[Extracted data entries]

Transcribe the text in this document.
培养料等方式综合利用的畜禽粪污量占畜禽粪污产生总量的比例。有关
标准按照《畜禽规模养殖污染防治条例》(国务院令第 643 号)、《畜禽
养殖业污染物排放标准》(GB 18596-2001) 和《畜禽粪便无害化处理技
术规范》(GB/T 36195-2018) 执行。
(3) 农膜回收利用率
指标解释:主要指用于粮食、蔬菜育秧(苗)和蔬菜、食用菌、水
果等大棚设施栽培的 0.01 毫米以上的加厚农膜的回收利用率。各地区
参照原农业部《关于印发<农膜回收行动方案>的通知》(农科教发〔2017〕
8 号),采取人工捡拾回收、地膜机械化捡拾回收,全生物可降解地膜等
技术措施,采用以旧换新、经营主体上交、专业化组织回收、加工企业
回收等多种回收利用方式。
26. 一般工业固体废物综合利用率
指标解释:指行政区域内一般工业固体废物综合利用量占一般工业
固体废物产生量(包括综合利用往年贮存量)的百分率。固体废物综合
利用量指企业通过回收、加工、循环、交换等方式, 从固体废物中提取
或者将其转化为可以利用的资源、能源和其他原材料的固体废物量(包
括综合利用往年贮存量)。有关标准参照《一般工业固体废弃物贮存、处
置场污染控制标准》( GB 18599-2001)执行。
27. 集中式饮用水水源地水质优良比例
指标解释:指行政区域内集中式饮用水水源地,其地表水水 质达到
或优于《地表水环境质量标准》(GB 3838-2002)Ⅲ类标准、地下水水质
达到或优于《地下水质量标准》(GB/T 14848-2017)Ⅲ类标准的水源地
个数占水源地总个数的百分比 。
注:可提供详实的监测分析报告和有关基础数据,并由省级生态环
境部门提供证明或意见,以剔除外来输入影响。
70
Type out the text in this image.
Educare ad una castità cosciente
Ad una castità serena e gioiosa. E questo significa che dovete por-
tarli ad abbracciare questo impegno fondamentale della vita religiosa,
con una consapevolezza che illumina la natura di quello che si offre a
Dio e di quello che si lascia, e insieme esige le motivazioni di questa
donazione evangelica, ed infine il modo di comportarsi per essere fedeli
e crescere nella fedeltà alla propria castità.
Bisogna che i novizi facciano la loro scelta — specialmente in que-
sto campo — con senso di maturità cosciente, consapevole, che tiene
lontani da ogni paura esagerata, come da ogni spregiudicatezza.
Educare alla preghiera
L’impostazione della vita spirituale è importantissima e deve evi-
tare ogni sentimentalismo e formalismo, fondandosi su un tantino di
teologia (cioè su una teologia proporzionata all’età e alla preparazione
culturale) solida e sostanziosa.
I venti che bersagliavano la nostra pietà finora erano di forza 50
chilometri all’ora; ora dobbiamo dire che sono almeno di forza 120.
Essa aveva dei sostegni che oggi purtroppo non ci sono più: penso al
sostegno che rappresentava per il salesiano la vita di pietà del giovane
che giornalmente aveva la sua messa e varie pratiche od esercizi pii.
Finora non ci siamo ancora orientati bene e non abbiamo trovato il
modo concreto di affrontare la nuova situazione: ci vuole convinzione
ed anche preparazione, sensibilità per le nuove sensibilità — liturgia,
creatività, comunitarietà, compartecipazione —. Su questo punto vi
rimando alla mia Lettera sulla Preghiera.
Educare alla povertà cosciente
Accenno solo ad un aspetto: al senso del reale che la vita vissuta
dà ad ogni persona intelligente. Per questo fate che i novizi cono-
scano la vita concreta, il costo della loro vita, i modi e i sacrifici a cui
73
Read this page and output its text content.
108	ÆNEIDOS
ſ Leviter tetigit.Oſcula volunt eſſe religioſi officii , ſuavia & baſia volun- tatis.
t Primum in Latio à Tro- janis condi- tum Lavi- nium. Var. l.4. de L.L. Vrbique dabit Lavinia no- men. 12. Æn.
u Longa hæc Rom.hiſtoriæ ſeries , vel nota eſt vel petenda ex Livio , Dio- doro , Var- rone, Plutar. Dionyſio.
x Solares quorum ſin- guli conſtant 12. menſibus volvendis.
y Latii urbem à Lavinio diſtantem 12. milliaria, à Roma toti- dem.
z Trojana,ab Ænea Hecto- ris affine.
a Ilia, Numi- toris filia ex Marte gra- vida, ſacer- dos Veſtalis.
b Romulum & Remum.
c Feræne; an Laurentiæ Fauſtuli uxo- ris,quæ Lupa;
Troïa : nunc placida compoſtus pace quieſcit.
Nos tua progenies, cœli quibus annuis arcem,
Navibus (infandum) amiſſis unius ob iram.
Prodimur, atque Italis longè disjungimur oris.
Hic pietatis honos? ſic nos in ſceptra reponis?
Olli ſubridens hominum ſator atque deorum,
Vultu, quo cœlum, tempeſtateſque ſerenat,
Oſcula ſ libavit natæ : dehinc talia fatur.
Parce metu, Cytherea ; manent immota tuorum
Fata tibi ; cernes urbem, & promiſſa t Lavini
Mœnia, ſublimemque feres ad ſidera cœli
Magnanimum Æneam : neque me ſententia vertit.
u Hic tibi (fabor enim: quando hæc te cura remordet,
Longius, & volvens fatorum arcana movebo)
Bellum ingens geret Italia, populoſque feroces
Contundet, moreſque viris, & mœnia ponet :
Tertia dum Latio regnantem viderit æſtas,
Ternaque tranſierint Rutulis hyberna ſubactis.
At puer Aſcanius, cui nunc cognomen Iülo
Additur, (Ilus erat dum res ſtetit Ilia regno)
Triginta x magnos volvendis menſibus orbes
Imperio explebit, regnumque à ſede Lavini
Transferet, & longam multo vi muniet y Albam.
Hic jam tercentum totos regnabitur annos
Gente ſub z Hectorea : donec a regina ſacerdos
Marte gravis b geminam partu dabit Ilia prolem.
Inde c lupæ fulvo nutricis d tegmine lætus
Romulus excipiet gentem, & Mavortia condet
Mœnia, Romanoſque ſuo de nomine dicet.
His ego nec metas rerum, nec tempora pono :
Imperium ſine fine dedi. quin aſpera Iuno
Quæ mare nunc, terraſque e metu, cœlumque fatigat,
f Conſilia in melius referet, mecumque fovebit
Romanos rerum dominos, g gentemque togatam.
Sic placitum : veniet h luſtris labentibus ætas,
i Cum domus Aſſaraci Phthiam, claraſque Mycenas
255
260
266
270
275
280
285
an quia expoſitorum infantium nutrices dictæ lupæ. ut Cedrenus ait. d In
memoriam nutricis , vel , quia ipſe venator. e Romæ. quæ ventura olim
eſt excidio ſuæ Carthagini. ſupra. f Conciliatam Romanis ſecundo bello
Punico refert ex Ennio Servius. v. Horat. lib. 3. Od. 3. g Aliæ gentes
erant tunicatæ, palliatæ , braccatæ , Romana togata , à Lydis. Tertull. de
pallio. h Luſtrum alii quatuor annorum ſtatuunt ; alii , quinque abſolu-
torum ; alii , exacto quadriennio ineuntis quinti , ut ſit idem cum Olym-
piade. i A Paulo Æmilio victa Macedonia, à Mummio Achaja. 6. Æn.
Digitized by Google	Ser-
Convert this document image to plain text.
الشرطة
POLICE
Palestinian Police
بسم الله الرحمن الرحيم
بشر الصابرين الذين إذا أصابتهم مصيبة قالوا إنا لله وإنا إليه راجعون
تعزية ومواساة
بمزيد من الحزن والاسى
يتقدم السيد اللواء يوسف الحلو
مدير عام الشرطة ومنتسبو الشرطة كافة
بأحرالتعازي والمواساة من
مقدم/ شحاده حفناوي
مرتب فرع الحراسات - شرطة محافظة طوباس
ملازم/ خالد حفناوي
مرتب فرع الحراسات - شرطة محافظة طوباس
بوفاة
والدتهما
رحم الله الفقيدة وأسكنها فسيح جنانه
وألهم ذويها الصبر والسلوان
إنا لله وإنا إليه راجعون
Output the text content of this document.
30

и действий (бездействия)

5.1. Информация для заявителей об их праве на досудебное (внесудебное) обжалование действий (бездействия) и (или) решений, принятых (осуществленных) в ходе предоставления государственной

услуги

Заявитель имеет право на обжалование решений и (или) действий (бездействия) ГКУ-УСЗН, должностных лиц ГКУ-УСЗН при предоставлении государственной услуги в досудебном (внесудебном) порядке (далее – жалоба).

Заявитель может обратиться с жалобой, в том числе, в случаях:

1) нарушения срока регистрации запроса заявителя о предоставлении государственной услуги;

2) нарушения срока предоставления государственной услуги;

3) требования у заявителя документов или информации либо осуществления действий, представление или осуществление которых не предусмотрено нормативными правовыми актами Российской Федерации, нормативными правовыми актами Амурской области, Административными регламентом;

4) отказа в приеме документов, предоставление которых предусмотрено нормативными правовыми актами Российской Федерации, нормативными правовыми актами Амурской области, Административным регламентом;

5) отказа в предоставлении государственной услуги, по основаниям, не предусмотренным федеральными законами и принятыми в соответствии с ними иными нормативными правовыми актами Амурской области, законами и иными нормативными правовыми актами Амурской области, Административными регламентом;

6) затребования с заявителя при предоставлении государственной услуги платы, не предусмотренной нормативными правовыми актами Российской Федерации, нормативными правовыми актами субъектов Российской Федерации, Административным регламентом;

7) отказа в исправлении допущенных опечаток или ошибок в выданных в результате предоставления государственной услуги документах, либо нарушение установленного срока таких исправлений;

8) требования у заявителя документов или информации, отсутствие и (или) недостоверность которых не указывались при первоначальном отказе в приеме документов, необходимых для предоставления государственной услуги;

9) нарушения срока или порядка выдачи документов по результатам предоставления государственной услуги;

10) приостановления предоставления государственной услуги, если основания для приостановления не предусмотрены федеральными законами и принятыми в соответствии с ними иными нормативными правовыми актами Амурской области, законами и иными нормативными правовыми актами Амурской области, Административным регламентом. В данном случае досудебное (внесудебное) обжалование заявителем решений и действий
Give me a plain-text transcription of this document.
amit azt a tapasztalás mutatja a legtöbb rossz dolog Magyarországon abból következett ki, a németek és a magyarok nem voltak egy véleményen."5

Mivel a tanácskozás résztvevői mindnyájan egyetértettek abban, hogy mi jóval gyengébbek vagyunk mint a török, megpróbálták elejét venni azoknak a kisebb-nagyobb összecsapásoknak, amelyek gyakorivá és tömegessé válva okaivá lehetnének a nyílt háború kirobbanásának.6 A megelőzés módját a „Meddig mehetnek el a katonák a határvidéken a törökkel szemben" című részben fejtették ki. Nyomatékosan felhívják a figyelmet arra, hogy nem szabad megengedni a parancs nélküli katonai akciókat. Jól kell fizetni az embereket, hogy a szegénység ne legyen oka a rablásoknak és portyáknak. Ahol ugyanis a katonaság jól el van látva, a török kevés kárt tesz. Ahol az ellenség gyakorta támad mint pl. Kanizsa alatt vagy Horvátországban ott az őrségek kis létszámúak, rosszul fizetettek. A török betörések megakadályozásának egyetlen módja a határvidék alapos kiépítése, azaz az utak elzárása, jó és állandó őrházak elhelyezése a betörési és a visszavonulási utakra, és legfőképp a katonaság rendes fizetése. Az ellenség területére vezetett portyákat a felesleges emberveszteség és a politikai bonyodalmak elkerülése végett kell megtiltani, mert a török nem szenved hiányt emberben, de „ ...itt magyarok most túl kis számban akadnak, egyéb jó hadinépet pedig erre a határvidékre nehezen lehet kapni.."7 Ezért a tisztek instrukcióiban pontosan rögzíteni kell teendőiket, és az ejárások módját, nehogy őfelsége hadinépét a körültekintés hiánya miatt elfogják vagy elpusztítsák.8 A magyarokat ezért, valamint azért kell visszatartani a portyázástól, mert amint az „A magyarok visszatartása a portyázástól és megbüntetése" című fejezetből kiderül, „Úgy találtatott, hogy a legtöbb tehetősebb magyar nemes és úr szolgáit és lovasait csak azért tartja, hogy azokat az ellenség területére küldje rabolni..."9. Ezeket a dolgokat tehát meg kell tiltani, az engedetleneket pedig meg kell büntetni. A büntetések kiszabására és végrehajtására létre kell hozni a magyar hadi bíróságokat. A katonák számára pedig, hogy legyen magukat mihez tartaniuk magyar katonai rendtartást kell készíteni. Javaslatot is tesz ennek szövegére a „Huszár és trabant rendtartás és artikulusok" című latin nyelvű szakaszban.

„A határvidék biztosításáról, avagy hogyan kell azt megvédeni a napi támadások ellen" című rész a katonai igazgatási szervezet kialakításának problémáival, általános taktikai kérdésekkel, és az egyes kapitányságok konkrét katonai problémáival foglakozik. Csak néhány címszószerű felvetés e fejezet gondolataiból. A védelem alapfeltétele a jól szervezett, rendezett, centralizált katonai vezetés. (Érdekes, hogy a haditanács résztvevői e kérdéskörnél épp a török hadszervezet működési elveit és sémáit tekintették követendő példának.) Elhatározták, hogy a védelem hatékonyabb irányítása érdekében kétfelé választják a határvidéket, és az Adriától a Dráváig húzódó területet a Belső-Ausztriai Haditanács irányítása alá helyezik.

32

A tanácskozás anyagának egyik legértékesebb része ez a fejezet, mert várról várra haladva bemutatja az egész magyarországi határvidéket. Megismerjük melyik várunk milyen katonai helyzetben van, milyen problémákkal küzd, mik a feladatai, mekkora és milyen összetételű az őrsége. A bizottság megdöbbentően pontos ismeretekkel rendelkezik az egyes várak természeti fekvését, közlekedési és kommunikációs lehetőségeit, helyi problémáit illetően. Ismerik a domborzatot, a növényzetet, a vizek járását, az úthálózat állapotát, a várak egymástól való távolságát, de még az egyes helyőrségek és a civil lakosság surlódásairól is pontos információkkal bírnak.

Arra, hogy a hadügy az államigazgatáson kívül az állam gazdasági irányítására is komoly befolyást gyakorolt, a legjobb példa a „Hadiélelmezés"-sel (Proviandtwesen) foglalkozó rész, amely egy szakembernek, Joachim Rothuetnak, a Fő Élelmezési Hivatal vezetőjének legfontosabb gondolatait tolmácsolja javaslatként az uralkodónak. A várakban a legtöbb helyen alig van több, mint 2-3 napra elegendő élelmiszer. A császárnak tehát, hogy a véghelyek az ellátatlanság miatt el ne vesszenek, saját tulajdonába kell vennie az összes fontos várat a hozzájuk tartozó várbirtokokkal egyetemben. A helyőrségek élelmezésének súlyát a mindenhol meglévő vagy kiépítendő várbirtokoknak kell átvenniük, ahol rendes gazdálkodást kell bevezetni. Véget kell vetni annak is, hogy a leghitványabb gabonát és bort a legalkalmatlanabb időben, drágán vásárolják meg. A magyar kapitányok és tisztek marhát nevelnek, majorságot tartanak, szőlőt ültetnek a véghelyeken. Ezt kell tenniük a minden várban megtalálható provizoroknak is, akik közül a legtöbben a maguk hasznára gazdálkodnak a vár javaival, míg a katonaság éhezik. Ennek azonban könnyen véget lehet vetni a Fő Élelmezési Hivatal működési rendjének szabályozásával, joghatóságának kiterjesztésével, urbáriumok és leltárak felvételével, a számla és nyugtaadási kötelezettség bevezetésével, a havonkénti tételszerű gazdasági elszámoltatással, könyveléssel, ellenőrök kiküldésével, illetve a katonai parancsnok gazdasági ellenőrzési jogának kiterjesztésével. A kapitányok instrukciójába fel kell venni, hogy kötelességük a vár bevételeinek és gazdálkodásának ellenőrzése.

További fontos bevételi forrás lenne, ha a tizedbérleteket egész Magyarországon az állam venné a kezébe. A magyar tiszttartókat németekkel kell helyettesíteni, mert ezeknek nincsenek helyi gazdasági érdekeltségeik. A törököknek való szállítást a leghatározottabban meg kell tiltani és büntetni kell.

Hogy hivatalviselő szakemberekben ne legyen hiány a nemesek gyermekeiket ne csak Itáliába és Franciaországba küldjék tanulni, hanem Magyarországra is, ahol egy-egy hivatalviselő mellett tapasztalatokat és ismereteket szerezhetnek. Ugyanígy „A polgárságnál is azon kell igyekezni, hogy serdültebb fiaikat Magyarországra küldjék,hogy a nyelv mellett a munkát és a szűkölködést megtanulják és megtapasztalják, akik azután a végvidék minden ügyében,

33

- What the task requires -
Copy every line from the records above that contains the word "الشرطة".

- Full output -
الشرطة
مدير عام الشرطة ومنتسبو الشرطة كافة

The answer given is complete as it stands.